Provided data —
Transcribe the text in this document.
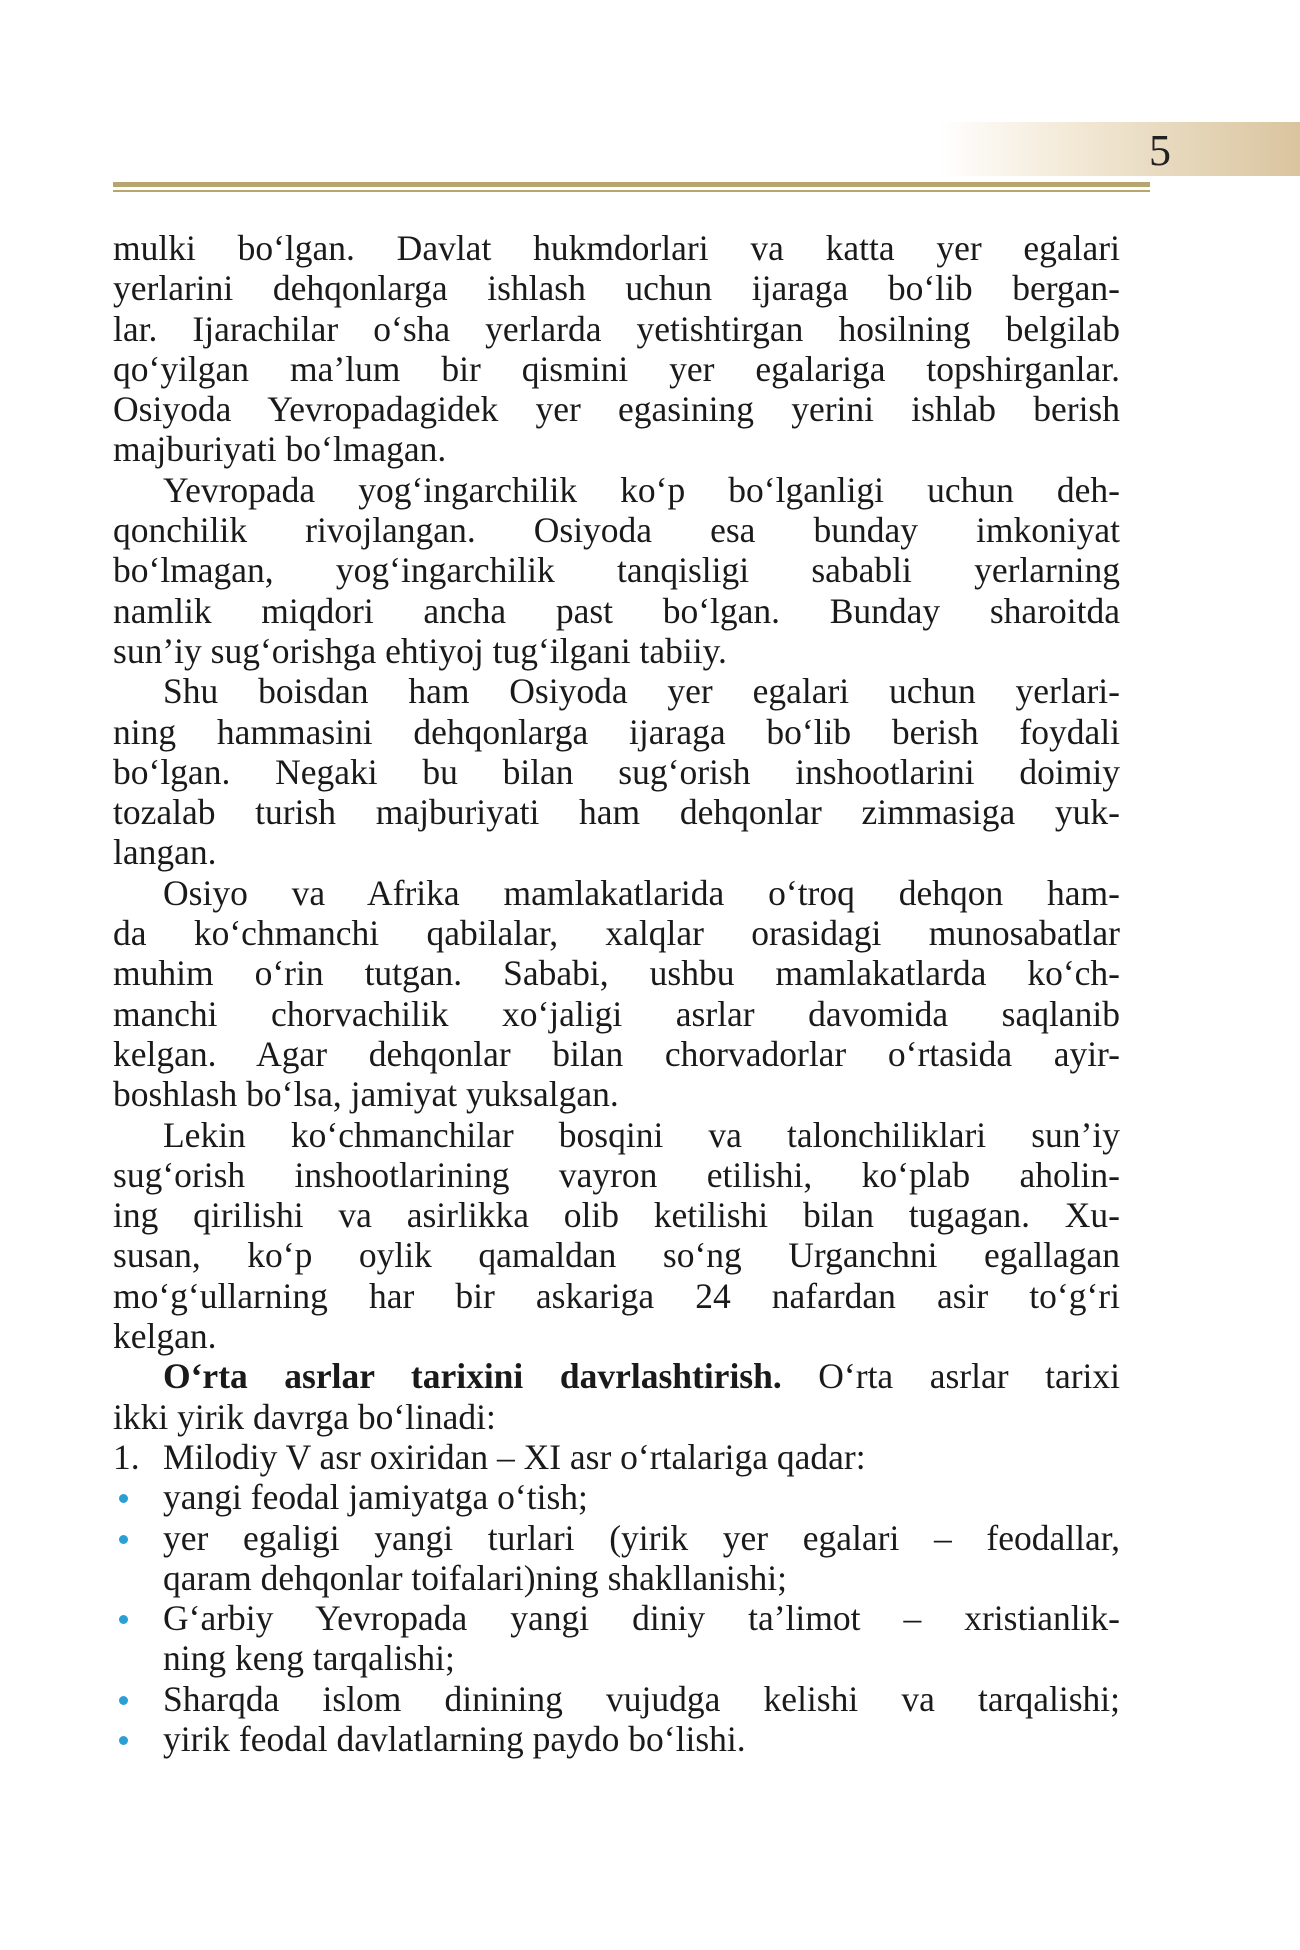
5
mulki bo‘lgan. Davlat hukmdorlari va katta yer egalari
yerlarini dehqonlarga ishlash uchun ijaraga bo‘lib bergan-
lar. Ijarachilar o‘sha yerlarda yetishtirgan hosilning belgilab
qo‘yilgan ma’lum bir qismini yer egalariga topshirganlar.
Osiyoda Yevropadagidek yer egasining yerini ishlab berish
majburiyati bo‘lmagan.
Yevropada yog‘ingarchilik ko‘p bo‘lganligi uchun deh-
qonchilik rivojlangan. Osiyoda esa bunday imkoniyat
bo‘lmagan, yog‘ingarchilik tanqisligi sababli yerlarning
namlik miqdori ancha past bo‘lgan. Bunday sharoitda
sun’iy sug‘orishga ehtiyoj tug‘ilgani tabiiy.
Shu boisdan ham Osiyoda yer egalari uchun yerlari-
ning hammasini dehqonlarga ijaraga bo‘lib berish foydali
bo‘lgan. Negaki bu bilan sug‘orish inshootlarini doimiy
tozalab turish majburiyati ham dehqonlar zimmasiga yuk-
langan.
Osiyo va Afrika mamlakatlarida o‘troq dehqon ham-
da ko‘chmanchi qabilalar, xalqlar orasidagi munosabatlar
muhim o‘rin tutgan. Sababi, ushbu mamlakatlarda ko‘ch-
manchi chorvachilik xo‘jaligi asrlar davomida saqlanib
kelgan. Agar dehqonlar bilan chorvadorlar o‘rtasida ayir-
boshlash bo‘lsa, jamiyat yuksalgan.
Lekin ko‘chmanchilar bosqini va talonchiliklari sun’iy
sug‘orish inshootlarining vayron etilishi, ko‘plab aholin-
ing qirilishi va asirlikka olib ketilishi bilan tugagan. Xu-
susan, ko‘p oylik qamaldan so‘ng Urganchni egallagan
mo‘g‘ullarning har bir askariga 24 nafardan asir to‘g‘ri
kelgan.
O‘rta asrlar tarixini davrlashtirish. O‘rta asrlar tarixi
ikki yirik davrga bo‘linadi:
1. Milodiy V asr oxiridan – XI asr o‘rtalariga qadar:
yangi feodal jamiyatga o‘tish;
yer egaligi yangi turlari (yirik yer egalari – feodallar,
qaram dehqonlar toifalari)ning shakllanishi;
G‘arbiy Yevropada yangi diniy ta’limot – xristianlik-
ning keng tarqalishi;
Sharqda islom dinining vujudga kelishi va tarqalishi;
yirik feodal davlatlarning paydo bo‘lishi.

Challenge — For each line in the data above that contains the string "Osiyoda", extract the line.

Response to this exercise —
Osiyoda Yevropadagidek yer egasining yerini ishlab berish
qonchilik rivojlangan. Osiyoda esa bunday imkoniyat
Shu boisdan ham Osiyoda yer egalari uchun yerlari-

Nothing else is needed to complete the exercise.